### To be done
Find every line in the records that holds the string "document". Copy each one.

### Provided entries
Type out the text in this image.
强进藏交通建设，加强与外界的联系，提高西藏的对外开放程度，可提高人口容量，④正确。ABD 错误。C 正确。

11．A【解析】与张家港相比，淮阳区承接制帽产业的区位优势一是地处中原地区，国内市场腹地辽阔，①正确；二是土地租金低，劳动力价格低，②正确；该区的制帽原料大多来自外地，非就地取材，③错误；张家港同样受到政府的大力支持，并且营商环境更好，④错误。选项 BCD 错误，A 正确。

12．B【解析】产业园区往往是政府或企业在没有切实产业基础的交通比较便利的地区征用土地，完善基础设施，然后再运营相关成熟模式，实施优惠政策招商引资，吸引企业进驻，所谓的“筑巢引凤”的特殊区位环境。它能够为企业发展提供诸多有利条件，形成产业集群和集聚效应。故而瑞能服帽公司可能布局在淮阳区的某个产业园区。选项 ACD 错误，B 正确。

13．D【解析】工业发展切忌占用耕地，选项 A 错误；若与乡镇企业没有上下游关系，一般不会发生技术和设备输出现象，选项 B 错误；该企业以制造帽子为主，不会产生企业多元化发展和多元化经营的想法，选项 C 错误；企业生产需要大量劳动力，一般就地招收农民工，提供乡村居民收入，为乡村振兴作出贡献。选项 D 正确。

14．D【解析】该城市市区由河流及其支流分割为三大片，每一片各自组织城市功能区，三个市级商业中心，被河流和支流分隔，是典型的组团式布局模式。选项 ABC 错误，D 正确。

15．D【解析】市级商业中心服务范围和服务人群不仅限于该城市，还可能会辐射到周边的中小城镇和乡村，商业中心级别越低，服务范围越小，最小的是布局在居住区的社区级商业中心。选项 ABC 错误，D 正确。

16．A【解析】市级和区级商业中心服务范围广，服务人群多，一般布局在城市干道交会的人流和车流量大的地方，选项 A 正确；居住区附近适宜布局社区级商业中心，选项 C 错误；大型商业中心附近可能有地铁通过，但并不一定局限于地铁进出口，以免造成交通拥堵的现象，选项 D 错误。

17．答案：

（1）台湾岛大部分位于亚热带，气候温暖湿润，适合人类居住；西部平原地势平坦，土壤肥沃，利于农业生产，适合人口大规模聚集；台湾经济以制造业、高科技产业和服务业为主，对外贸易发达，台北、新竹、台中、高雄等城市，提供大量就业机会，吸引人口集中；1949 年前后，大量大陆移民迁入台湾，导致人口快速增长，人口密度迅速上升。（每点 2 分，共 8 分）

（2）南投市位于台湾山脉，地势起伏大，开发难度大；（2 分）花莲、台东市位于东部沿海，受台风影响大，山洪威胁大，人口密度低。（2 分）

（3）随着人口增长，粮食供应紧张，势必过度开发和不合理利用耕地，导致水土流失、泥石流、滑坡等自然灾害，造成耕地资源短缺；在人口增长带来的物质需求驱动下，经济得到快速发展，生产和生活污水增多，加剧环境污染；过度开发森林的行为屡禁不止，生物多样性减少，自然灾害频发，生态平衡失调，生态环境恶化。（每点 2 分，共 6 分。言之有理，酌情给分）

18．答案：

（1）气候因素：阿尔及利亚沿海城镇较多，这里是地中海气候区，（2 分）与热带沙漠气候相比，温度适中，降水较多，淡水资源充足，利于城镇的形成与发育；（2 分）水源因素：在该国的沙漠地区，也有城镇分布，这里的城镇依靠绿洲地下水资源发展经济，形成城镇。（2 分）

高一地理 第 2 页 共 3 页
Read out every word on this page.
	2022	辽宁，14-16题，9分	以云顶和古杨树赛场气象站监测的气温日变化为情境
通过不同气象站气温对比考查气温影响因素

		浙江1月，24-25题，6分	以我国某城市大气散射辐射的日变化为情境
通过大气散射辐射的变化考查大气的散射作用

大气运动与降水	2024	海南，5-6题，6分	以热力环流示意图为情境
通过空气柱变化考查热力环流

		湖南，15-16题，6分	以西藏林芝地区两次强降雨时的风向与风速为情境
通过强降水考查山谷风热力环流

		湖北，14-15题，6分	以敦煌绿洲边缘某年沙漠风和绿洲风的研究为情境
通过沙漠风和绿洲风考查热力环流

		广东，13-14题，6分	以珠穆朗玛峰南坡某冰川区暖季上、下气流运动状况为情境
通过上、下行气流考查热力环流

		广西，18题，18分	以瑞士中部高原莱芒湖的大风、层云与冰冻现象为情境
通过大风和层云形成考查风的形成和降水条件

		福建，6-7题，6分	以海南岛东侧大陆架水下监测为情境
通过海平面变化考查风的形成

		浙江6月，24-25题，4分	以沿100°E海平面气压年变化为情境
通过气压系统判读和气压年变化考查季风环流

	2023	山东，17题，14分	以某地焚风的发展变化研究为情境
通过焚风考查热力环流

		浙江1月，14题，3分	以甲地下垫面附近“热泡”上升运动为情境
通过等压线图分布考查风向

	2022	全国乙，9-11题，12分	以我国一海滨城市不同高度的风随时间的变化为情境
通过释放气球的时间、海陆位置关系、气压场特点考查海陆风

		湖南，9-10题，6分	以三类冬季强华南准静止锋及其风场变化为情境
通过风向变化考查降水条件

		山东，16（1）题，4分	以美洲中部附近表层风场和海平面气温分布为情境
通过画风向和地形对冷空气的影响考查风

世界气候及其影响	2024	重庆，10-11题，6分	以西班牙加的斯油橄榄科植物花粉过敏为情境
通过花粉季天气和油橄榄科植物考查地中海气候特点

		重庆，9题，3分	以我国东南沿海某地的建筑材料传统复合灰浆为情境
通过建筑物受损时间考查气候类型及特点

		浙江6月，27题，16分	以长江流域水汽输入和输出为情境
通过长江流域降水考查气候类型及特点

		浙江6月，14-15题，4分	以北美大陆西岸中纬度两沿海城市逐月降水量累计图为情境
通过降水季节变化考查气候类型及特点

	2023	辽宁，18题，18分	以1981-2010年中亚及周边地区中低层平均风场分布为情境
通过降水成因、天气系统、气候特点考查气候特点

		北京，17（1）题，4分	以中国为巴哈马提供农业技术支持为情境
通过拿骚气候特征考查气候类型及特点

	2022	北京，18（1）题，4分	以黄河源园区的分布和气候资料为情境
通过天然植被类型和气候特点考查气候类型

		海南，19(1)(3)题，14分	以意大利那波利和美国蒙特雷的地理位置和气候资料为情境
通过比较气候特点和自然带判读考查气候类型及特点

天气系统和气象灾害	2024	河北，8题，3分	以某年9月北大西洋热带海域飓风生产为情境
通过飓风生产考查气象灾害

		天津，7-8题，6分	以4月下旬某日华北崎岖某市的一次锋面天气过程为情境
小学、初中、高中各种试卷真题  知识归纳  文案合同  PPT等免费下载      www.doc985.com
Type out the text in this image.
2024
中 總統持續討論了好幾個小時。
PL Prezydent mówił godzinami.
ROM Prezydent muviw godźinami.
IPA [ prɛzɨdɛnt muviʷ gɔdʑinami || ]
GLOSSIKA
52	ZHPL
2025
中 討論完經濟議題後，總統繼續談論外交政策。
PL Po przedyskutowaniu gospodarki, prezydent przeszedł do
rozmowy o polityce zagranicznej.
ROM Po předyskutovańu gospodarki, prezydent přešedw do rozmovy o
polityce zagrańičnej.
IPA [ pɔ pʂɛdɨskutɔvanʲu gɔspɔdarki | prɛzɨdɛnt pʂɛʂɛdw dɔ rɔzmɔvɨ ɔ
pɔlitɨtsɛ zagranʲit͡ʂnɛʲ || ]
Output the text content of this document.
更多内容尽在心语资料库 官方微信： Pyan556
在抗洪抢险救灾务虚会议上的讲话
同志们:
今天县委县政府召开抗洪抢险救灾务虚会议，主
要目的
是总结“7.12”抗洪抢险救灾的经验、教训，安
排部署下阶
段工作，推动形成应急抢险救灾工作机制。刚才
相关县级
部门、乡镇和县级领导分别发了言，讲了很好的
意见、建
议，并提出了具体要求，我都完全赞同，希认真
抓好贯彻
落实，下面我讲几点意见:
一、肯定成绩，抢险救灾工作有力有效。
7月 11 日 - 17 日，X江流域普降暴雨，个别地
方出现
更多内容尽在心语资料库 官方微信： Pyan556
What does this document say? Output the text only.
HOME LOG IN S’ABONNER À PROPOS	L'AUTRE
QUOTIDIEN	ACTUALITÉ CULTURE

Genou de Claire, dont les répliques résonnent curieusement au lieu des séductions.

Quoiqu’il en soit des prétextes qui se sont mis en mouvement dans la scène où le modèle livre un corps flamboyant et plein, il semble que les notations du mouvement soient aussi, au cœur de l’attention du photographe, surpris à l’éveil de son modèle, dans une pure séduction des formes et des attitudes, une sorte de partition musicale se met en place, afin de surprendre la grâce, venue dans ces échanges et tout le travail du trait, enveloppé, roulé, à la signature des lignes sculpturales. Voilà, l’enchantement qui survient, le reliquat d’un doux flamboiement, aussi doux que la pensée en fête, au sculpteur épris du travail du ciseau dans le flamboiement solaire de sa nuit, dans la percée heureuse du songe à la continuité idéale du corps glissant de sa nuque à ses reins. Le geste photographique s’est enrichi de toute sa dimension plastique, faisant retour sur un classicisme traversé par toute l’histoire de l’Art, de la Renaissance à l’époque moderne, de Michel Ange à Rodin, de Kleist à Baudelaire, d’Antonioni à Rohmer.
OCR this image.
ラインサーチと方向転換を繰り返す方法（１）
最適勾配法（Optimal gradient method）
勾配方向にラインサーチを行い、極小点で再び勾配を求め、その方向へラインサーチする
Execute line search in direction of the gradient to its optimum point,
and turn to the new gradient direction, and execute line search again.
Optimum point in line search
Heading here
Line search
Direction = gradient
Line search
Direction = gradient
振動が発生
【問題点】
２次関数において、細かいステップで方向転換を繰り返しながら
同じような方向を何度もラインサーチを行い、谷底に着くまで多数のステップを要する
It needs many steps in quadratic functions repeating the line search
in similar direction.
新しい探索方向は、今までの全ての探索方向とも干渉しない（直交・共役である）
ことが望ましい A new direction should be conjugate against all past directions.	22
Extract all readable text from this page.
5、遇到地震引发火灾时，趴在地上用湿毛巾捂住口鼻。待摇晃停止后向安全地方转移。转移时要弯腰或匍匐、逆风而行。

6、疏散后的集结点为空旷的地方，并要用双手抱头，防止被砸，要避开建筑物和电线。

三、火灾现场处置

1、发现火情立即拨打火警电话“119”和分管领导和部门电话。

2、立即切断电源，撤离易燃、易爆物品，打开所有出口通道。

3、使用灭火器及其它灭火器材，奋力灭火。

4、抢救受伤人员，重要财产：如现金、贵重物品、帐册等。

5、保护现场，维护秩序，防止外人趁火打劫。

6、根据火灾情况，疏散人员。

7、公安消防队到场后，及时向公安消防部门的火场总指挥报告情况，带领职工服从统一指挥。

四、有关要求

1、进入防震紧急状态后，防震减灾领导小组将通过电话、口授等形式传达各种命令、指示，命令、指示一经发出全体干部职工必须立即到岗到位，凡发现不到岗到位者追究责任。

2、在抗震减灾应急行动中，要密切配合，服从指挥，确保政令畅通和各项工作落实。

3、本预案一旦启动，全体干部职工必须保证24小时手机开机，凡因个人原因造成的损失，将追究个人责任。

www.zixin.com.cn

### Final result
Output the text content of this document.
What does this document say? Output the text only.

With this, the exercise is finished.